Excerpt to read Start Marker
Minister of Foreign Affairs
- In office 10 December 2021 – 24 January 2022
- Prime Minister: Lassina Zerbo
- Preceded by: Alpha Barry
- Succeeded by: Olivia Rouamba

Minister of Economy, Finance and Development
- In office 13 January 2016 – 24 January 2019
- President: Roch Marc Christian Kaboré
- Prime Minister: Paul Kaba Thieba
- Preceded by: Jean Sanon
- Succeeded by: Lassané Kaboré

Personal details
- Born: 1958 (age 67–68)
- Alma mater: Cheikh Anta Diop University

= Rosine Sori-Coulibaly =

Burkinabé economist and politician

Rosine Sori-Coulibaly (born 1958) is a Burkinabé economist and politician. She served as the minister of foreign affairs from 2021 to 2022. After being in the running to become the prime minister of Burkina Faso, she served as the minister of economy, finance and development from 2016 to 2019.

== Education ==
Sori-Coulibaly holds a master's degree in development economics from Cheikh Anta Diop University and a postgraduate degree from the United Nations Institute for Economic Development and Planning.
Excerpt to read End Marker
Records Start Marker
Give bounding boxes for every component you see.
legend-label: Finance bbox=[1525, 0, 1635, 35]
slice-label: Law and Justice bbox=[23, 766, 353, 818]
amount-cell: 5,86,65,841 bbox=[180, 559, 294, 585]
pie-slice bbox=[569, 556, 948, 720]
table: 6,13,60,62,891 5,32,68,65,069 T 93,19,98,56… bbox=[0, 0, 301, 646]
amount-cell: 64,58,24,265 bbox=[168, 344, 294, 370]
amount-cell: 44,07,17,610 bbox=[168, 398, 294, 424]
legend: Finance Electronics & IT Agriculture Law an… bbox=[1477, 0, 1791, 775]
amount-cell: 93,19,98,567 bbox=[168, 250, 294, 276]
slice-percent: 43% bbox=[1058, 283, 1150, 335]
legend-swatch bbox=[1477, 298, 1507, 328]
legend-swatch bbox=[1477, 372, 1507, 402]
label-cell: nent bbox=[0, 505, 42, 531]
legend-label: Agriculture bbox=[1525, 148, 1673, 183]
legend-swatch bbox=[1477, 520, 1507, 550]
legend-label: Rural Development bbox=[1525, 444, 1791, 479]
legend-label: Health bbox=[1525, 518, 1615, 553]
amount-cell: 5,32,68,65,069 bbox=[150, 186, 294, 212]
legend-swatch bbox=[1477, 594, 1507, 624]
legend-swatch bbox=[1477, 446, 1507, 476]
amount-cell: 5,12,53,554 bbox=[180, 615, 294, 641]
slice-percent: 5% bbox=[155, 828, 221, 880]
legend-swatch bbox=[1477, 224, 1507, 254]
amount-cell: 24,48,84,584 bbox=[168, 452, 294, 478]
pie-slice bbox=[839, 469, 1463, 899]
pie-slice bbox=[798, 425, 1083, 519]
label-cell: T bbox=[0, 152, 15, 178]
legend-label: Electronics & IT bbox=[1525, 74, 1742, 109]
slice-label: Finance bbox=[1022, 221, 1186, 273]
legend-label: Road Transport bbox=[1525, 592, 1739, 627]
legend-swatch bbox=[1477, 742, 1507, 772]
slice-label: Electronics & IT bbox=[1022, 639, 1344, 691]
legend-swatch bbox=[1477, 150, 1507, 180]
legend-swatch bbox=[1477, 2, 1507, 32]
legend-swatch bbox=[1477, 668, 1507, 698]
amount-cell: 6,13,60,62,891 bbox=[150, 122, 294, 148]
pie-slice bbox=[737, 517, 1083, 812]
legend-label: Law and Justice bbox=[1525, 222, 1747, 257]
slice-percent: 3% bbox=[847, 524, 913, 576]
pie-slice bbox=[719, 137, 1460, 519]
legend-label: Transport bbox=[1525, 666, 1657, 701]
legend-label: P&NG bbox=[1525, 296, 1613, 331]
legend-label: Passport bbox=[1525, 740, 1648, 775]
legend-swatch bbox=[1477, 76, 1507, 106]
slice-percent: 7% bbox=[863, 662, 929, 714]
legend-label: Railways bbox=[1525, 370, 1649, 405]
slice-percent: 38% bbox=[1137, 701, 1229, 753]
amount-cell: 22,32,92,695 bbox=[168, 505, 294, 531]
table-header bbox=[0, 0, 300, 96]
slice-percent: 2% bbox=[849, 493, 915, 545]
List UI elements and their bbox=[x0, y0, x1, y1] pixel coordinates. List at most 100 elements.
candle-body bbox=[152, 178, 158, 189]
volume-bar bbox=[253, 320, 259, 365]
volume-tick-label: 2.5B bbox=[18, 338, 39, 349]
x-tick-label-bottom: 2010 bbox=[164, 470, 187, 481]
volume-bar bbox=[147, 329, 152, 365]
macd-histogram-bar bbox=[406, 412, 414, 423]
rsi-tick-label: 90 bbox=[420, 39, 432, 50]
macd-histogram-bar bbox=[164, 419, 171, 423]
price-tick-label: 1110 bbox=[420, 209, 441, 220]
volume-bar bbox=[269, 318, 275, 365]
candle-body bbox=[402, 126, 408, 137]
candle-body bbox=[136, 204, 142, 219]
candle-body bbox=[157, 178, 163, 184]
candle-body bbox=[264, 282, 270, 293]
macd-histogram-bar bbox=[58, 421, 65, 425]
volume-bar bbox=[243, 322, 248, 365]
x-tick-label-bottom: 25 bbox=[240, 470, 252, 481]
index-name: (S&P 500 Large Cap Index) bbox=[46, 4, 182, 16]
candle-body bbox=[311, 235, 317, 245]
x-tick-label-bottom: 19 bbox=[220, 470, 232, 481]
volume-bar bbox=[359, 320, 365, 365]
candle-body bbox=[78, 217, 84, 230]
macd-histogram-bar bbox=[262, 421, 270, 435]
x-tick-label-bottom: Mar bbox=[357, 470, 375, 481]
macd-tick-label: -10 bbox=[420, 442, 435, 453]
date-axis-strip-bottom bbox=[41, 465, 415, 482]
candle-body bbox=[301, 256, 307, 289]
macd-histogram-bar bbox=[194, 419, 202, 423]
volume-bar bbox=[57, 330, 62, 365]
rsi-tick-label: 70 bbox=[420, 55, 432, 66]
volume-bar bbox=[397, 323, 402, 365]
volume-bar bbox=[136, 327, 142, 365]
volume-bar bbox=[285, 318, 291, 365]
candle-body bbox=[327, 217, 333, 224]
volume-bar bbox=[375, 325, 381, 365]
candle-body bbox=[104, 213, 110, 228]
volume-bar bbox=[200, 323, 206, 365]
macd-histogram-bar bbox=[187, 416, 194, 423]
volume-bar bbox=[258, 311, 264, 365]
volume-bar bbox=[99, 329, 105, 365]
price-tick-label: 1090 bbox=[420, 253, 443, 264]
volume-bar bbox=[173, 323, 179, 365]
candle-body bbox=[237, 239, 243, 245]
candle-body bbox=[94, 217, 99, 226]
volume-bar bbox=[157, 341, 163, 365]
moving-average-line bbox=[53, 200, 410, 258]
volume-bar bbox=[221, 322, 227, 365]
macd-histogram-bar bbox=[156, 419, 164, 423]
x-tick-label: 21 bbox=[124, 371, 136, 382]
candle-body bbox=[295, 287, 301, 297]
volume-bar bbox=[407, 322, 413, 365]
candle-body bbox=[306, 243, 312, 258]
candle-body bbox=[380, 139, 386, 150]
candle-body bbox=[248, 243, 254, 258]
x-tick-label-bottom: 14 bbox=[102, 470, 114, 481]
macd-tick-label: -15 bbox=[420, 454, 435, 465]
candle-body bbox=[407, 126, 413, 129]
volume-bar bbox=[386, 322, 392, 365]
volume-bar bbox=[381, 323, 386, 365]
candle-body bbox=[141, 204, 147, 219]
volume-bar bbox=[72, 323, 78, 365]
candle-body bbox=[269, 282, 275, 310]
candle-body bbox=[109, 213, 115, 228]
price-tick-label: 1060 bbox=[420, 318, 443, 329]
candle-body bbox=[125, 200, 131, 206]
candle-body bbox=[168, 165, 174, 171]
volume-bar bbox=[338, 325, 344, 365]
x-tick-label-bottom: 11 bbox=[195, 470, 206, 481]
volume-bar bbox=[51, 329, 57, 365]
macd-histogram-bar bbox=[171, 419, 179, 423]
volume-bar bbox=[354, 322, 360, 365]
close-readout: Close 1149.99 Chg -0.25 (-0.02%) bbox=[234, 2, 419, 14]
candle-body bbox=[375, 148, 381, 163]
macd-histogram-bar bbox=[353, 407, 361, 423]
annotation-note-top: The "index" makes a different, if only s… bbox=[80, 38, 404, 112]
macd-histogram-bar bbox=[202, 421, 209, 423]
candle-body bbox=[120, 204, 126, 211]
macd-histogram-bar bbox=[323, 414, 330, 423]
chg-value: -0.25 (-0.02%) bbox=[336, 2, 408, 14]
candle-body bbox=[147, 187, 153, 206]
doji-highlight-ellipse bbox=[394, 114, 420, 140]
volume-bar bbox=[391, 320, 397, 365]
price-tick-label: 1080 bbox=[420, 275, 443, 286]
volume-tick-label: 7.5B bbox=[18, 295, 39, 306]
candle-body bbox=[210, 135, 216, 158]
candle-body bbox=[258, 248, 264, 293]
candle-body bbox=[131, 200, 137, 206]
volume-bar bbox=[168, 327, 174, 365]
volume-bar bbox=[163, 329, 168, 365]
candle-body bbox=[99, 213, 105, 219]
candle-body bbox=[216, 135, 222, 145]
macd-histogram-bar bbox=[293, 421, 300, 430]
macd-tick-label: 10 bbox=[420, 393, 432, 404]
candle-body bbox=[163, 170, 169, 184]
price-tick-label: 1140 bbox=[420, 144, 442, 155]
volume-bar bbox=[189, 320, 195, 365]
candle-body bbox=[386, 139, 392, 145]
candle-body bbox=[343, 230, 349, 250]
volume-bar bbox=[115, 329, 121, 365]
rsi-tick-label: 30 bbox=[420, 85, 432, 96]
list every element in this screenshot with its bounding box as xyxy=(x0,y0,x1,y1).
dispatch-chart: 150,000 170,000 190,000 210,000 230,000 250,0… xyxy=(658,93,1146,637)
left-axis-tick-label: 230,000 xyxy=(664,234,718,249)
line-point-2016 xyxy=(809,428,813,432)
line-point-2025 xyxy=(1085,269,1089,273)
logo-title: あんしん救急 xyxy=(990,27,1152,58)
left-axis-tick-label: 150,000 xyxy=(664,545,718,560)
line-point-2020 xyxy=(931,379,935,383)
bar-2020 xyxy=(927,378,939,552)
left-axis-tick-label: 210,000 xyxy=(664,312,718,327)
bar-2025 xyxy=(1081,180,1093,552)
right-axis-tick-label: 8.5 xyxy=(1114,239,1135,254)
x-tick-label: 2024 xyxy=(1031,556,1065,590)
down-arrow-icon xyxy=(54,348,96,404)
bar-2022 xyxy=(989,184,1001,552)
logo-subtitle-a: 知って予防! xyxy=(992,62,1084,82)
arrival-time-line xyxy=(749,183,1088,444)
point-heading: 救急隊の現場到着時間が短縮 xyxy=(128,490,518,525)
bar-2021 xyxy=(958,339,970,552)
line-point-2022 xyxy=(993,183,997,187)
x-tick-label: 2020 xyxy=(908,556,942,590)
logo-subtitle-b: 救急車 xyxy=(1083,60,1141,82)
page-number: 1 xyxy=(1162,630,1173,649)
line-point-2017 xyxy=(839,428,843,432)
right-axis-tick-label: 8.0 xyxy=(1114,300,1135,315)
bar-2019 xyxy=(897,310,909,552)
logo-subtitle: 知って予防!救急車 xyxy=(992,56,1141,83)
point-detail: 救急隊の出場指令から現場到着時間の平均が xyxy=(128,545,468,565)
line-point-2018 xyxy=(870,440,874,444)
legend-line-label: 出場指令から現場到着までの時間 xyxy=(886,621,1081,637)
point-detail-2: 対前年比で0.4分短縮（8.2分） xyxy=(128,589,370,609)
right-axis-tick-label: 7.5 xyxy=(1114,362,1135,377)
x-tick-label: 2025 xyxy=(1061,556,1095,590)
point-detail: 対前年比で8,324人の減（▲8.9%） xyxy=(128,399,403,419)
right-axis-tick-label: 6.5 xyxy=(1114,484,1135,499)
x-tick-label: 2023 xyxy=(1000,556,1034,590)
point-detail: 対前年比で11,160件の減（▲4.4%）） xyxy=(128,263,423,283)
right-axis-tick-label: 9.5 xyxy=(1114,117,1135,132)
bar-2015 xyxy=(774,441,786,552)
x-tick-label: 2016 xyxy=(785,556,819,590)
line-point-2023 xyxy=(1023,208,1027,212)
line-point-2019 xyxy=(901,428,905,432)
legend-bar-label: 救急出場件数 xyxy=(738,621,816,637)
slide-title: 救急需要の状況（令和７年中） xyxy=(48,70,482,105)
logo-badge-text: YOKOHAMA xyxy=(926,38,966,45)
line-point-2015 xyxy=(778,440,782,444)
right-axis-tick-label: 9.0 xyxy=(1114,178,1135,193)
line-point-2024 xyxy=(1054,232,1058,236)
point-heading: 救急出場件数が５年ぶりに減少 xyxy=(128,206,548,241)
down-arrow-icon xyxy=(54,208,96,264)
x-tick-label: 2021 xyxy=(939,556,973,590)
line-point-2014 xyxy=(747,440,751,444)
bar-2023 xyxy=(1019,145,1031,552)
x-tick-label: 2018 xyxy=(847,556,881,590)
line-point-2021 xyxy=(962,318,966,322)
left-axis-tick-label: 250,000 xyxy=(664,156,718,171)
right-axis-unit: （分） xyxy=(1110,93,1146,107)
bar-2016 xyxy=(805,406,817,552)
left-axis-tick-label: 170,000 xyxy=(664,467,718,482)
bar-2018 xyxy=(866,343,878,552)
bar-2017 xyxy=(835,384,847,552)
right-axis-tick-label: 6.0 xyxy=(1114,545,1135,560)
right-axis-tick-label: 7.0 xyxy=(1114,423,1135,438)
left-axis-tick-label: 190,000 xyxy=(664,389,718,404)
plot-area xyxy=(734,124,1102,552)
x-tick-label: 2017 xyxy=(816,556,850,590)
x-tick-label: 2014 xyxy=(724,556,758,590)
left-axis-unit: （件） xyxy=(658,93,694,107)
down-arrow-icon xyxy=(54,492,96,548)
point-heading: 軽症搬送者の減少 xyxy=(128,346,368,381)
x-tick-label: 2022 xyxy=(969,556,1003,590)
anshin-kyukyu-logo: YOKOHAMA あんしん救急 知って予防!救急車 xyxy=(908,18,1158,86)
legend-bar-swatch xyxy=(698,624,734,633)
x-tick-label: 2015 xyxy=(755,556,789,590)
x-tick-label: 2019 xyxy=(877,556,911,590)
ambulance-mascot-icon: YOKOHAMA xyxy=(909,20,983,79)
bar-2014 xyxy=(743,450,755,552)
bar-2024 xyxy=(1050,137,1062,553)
Records End Marker
— Work instructions —
1. Translate this sentence from the Sori-Coulibaly biography into French: "She served as the minister of foreign affairs from 2021 to 2022."
2. Repeat the passage of the Sori-Coulibaly biography from "Personal details" up to and including "2016 to 2019.", word for word.
3. Carry on the Sori-Coulibaly biography from the point where it stops.
These entries have no connection to the Sori-Coulibaly biography.

— Response list —
1. Elle a été ministre des Affaires étrangères de 2021 à 2022.

2.
Personal details
- Born: 1958 (age 67–68)
- Alma mater: Cheikh Anta Diop University

= Rosine Sori-Coulibaly =

Burkinabé economist and politician

Rosine Sori-Coulibaly (born 1958) is a Burkinabé economist and politician. She served as the minister of foreign affairs from 2021 to 2022. After being in the running to become the prime minister of Burkina Faso, she served as the minister of economy, finance and development from 2016 to 2019.

3.
== Career ==
Sori-Coulibaly has held positions in the Ministry of Economic Planning and Development and in the Social and Economic Council and has lectured at the National School of Administration. In 2011, United Nations Secretary-General Ban Ki-moon appointed Sori-Coulibaly as Deputy Special Representative of the United Nations Office in Burundi and United Nations Resident Coordinator, Resident Representative and Humanitarian Coordinator for Burundi.

In early January 2016, Sori-Coulibaly was considered a favourite to become prime minister of Burkina Faso. On the 13th of that month, Sori-Coulibaly was named Burkina Faso's Minister of Economy, Finance and Development by Roch Marc Christian Kaboré, the country's President. Media reports which began as stories on social media on the day prior to the announcement indicated that she had been selected as the nation's first female prime minister. She said in response to the rumours that were spread, "I lived this rumor everyone. I learned through social networks and close calls. But you know very well that it is the President who appoints the prime minister and that it was not the prerogative of those who spread this information." In 2021, she became the minister of foreign affairs.

== Other activities ==
- African Development Bank (AfDB), Ex-Officio Member of the Board of Governors (since 2016)
- International Monetary Fund (IMF), Ex-Officio Member of the Board of Governors (since 2016)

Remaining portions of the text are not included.